• _EXERCISE_: Scan the data for "Sept" and copy the lines it appears in.

Entries from a dataset

###

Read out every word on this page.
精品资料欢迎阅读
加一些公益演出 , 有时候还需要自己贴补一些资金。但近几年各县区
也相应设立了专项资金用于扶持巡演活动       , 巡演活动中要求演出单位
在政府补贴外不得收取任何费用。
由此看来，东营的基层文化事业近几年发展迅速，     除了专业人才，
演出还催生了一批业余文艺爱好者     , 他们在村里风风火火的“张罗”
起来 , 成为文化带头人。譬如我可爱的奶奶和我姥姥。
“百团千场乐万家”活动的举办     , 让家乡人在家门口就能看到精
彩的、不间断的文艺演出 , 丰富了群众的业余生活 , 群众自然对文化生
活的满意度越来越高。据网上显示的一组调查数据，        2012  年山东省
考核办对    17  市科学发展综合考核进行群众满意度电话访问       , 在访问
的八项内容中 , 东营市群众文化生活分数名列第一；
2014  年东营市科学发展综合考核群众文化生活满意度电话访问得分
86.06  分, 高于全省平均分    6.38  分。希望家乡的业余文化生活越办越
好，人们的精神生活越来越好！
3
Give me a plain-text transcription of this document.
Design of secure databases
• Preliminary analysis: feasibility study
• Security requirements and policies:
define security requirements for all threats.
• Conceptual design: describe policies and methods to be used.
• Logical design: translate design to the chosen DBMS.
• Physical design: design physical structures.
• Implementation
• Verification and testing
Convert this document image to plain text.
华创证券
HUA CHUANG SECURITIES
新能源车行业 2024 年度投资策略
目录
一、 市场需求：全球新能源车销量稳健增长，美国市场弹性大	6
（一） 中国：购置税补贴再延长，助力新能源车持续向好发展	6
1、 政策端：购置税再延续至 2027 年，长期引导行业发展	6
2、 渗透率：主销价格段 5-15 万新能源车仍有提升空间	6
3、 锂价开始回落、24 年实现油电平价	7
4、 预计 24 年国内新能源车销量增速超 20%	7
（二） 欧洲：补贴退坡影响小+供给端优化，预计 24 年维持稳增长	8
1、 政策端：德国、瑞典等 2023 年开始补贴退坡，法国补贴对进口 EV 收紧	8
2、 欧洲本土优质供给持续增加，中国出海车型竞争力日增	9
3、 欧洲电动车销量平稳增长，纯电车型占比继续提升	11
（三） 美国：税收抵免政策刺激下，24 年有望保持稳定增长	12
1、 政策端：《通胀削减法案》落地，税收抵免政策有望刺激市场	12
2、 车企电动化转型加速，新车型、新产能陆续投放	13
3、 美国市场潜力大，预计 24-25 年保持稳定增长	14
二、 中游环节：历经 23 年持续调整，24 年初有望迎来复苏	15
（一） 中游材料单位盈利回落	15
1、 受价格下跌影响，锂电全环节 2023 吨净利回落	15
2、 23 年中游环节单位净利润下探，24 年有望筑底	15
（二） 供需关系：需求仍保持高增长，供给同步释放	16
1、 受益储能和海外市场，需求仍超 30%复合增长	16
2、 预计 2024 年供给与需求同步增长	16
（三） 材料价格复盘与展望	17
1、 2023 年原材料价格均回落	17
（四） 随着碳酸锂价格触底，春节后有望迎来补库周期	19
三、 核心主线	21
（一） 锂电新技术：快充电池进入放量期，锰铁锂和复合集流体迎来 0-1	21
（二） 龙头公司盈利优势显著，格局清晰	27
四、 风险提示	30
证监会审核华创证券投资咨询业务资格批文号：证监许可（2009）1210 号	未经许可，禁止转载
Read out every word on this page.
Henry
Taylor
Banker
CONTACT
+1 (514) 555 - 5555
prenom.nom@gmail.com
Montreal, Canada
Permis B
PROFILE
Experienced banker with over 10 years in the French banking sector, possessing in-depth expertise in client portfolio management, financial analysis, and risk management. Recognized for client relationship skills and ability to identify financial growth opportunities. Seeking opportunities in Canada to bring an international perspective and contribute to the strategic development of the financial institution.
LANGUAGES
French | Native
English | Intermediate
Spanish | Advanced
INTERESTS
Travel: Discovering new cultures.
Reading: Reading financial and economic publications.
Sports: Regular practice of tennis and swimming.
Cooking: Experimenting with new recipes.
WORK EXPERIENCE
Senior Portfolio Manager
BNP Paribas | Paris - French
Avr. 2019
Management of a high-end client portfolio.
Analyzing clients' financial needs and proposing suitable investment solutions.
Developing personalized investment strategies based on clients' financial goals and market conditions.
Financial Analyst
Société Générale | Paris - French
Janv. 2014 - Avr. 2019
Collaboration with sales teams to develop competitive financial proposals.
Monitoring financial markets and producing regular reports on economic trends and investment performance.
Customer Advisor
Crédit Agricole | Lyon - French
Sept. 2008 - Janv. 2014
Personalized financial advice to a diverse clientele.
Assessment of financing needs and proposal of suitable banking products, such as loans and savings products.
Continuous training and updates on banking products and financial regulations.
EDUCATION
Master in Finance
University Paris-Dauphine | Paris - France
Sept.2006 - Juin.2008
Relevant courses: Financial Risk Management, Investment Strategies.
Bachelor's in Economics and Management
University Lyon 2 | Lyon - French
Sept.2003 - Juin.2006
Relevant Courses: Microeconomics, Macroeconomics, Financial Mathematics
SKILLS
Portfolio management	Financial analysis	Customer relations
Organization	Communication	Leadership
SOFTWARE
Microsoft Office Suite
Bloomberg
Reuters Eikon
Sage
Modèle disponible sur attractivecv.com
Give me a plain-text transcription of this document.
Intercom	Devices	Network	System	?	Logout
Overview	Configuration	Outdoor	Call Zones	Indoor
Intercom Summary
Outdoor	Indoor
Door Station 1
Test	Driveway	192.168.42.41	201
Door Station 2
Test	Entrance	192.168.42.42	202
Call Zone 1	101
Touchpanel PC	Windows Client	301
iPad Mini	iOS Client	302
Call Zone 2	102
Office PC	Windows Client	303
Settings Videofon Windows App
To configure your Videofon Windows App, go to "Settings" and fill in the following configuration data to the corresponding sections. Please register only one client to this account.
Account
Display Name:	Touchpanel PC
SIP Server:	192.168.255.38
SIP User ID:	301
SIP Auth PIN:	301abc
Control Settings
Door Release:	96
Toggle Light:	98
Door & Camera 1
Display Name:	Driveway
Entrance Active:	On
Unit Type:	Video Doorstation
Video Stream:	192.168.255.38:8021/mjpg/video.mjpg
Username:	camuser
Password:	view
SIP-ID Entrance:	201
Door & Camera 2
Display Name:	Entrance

###

• _THE COMPLETED TASK_:
Sept. 2008 - Janv. 2014
Sept.2006 - Juin.2008
Sept.2003 - Juin.2006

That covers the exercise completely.